Copy all the data exactly, except the pictures.

(Entries from a dataset)
=-=-=-=-=
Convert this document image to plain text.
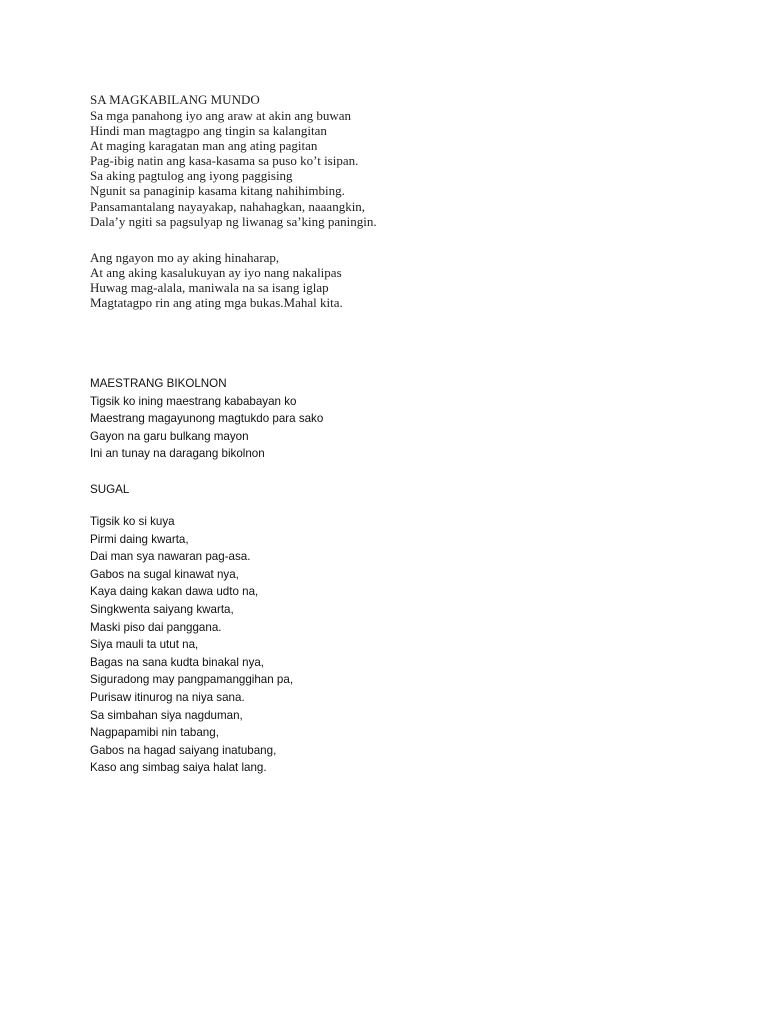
SA MAGKABILANG MUNDO
Sa mga panahong iyo ang araw at akin ang buwan
Hindi man magtagpo ang tingin sa kalangitan
At maging karagatan man ang ating pagitan
Pag-ibig natin ang kasa-kasama sa puso ko’t isipan.
Sa aking pagtulog ang iyong paggising
Ngunit sa panaginip kasama kitang nahihimbing.
Pansamantalang nayayakap, nahahagkan, naaangkin,
Dala’y ngiti sa pagsulyap ng liwanag sa’king paningin.
Ang ngayon mo ay aking hinaharap,
At ang aking kasalukuyan ay iyo nang nakalipas
Huwag mag-alala, maniwala na sa isang iglap
Magtatagpo rin ang ating mga bukas.Mahal kita.
MAESTRANG BIKOLNON
Tigsik ko ining maestrang kababayan ko
Maestrang magayunong magtukdo para sako
Gayon na garu bulkang mayon
Ini an tunay na daragang bikolnon
SUGAL
Tigsik ko si kuya
Pirmi daing kwarta,
Dai man sya nawaran pag-asa.
Gabos na sugal kinawat nya,
Kaya daing kakan dawa udto na,
Singkwenta saiyang kwarta,
Maski piso dai panggana.
Siya mauli ta utut na,
Bagas na sana kudta binakal nya,
Siguradong may pangpamanggihan pa,
Purisaw itinurog na niya sana.
Sa simbahan siya nagduman,
Nagpapamibi nin tabang,
Gabos na hagad saiyang inatubang,
Kaso ang simbag saiya halat lang.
=-=-=-=-=
Exercise answer =>
Convert this document image to plain text.
SA MAGKABILANG MUNDO
Sa mga panahong iyo ang araw at akin ang buwan
Hindi man magtagpo ang tingin sa kalangitan
At maging karagatan man ang ating pagitan
Pag-ibig natin ang kasa-kasama sa puso ko’t isipan.
Sa aking pagtulog ang iyong paggising
Ngunit sa panaginip kasama kitang nahihimbing.
Pansamantalang nayayakap, nahahagkan, naaangkin,
Dala’y ngiti sa pagsulyap ng liwanag sa’king paningin.
Ang ngayon mo ay aking hinaharap,
At ang aking kasalukuyan ay iyo nang nakalipas
Huwag mag-alala, maniwala na sa isang iglap
Magtatagpo rin ang ating mga bukas.Mahal kita.
MAESTRANG BIKOLNON
Tigsik ko ining maestrang kababayan ko
Maestrang magayunong magtukdo para sako
Gayon na garu bulkang mayon
Ini an tunay na daragang bikolnon
SUGAL
Tigsik ko si kuya
Pirmi daing kwarta,
Dai man sya nawaran pag-asa.
Gabos na sugal kinawat nya,
Kaya daing kakan dawa udto na,
Singkwenta saiyang kwarta,
Maski piso dai panggana.
Siya mauli ta utut na,
Bagas na sana kudta binakal nya,
Siguradong may pangpamanggihan pa,
Purisaw itinurog na niya sana.
Sa simbahan siya nagduman,
Nagpapamibi nin tabang,
Gabos na hagad saiyang inatubang,
Kaso ang simbag saiya halat lang.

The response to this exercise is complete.